§ SET TASK
Scan the material below for lines with the word "logo" and report how many there are, with nothing added.

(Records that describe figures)

--*--

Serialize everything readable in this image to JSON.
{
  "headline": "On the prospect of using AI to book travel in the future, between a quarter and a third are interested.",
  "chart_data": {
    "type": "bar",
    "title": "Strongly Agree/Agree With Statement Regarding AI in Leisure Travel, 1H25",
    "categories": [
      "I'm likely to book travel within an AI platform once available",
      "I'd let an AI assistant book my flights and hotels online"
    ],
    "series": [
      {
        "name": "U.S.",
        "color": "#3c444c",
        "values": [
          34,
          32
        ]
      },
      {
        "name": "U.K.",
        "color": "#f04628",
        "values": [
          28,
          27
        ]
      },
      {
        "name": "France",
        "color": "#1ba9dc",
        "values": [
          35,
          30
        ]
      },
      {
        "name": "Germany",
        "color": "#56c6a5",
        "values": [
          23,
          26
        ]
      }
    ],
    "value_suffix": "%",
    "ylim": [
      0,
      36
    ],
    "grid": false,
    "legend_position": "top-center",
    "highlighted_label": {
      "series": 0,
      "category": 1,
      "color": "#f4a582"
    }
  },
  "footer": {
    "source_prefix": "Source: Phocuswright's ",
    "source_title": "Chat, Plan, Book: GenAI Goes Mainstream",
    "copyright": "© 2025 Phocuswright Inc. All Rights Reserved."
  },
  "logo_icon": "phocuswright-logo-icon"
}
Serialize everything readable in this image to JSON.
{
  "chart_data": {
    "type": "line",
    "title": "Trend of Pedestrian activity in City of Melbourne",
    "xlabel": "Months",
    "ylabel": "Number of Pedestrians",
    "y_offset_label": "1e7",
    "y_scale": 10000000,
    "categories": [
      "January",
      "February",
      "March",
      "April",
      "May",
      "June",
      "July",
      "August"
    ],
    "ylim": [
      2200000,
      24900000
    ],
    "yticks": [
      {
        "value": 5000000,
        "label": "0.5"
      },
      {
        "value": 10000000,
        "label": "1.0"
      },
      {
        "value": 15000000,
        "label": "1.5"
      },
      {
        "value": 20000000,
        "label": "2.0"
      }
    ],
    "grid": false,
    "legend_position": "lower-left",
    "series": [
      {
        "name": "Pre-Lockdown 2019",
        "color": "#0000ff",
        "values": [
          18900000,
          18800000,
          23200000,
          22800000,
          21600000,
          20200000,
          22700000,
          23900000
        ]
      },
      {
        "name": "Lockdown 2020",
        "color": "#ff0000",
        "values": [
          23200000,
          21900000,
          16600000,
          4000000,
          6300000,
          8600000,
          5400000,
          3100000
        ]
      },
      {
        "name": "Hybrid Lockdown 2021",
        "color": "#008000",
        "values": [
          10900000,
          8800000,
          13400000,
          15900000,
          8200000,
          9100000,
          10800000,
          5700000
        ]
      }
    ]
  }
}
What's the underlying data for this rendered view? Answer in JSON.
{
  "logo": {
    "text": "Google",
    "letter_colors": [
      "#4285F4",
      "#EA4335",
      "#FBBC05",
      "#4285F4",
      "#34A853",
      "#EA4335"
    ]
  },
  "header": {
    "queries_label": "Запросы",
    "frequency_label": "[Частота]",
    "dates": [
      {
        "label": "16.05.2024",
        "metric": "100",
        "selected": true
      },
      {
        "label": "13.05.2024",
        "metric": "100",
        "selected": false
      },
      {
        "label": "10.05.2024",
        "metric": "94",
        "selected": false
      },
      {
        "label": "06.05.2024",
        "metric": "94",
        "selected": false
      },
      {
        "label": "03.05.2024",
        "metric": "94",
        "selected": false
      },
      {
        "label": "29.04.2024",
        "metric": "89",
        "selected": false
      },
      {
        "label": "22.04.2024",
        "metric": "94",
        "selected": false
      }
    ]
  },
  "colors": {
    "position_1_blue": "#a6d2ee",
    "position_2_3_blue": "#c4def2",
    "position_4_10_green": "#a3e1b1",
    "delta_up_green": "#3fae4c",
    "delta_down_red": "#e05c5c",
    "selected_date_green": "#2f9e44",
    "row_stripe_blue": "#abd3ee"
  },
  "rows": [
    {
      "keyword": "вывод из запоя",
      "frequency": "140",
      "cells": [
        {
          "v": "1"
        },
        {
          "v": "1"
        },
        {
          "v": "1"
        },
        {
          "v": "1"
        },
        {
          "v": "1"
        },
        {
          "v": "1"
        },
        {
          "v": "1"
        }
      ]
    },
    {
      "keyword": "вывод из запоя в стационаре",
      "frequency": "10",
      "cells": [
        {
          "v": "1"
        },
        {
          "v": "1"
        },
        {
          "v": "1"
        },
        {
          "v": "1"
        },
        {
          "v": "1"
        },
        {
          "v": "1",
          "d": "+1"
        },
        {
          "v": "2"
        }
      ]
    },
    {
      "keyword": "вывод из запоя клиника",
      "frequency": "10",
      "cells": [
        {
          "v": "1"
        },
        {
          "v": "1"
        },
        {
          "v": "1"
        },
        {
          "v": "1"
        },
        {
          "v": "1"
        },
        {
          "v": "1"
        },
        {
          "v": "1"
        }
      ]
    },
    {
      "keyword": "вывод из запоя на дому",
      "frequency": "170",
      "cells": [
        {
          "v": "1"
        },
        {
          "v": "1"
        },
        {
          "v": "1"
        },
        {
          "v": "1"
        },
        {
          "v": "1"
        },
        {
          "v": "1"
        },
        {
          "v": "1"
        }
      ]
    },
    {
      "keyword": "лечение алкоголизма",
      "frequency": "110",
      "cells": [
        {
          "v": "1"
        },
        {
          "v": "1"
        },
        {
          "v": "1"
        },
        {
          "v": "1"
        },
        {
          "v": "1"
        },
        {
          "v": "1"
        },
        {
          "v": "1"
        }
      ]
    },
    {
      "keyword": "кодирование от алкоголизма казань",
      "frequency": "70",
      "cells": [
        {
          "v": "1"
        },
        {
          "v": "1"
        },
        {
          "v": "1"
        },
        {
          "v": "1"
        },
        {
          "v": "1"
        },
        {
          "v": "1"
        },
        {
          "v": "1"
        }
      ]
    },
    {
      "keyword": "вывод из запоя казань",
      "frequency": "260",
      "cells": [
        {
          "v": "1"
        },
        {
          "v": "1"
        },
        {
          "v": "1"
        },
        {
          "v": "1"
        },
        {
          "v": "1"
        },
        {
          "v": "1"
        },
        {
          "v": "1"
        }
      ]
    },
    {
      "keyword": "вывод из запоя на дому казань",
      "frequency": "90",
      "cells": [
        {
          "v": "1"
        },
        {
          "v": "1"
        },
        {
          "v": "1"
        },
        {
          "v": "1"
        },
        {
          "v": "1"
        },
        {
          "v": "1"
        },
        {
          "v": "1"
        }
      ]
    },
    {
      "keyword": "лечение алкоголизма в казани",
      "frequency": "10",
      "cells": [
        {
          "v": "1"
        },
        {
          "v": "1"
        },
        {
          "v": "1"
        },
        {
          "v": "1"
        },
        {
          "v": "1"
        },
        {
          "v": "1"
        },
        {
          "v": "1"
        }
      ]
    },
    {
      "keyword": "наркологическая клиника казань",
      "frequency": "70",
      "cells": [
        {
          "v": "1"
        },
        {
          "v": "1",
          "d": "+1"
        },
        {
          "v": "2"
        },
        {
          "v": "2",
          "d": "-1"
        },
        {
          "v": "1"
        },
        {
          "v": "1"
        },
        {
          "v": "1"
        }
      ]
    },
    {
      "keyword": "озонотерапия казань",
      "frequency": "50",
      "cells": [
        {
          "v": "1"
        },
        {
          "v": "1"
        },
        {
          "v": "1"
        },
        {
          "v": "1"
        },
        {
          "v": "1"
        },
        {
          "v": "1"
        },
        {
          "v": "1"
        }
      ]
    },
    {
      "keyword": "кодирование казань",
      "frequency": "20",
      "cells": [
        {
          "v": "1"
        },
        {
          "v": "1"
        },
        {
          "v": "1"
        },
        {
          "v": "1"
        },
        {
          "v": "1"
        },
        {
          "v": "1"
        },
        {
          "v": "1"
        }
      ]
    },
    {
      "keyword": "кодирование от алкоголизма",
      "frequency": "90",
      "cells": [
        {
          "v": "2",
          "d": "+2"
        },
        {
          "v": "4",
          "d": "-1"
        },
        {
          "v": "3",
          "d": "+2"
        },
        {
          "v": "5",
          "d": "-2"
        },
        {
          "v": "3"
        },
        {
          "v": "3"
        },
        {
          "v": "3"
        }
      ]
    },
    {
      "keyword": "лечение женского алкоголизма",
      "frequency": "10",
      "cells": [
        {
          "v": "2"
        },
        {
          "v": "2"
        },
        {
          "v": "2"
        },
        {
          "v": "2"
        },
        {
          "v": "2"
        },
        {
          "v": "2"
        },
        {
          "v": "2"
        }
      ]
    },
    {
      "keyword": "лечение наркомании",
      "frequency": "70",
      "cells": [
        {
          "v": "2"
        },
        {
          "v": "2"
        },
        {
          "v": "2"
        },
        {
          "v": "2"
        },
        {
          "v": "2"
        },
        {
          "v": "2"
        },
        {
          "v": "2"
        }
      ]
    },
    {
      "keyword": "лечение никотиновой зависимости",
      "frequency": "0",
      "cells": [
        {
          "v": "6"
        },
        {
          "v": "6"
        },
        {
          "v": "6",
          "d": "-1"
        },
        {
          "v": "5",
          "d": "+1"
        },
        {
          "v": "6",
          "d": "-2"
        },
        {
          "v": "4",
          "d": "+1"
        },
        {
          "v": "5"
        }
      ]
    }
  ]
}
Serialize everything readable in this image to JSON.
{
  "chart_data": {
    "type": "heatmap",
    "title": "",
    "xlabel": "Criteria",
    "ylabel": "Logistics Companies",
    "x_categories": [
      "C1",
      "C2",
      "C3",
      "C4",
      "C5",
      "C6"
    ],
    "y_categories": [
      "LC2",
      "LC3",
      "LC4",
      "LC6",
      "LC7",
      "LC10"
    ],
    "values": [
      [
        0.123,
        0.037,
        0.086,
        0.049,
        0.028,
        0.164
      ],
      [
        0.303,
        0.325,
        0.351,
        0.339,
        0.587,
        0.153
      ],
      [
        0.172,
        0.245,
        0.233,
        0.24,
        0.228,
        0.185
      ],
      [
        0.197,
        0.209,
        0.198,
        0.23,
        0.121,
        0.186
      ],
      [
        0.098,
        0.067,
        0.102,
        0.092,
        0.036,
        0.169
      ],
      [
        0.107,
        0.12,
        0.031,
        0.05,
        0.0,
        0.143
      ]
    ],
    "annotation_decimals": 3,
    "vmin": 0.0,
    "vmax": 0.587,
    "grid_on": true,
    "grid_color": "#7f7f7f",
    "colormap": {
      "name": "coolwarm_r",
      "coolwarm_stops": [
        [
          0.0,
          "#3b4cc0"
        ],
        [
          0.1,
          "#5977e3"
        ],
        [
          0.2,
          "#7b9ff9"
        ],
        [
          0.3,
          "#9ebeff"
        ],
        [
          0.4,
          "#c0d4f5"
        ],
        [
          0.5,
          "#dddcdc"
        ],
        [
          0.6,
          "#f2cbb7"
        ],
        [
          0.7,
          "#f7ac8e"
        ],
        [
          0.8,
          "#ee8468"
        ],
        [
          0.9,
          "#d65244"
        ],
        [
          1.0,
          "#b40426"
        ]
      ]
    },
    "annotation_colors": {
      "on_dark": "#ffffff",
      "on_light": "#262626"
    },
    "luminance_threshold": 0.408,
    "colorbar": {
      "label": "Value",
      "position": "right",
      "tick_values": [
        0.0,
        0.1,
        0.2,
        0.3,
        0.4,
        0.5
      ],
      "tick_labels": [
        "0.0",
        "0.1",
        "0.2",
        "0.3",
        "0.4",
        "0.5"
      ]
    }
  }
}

--*--

§ OUTPUT
2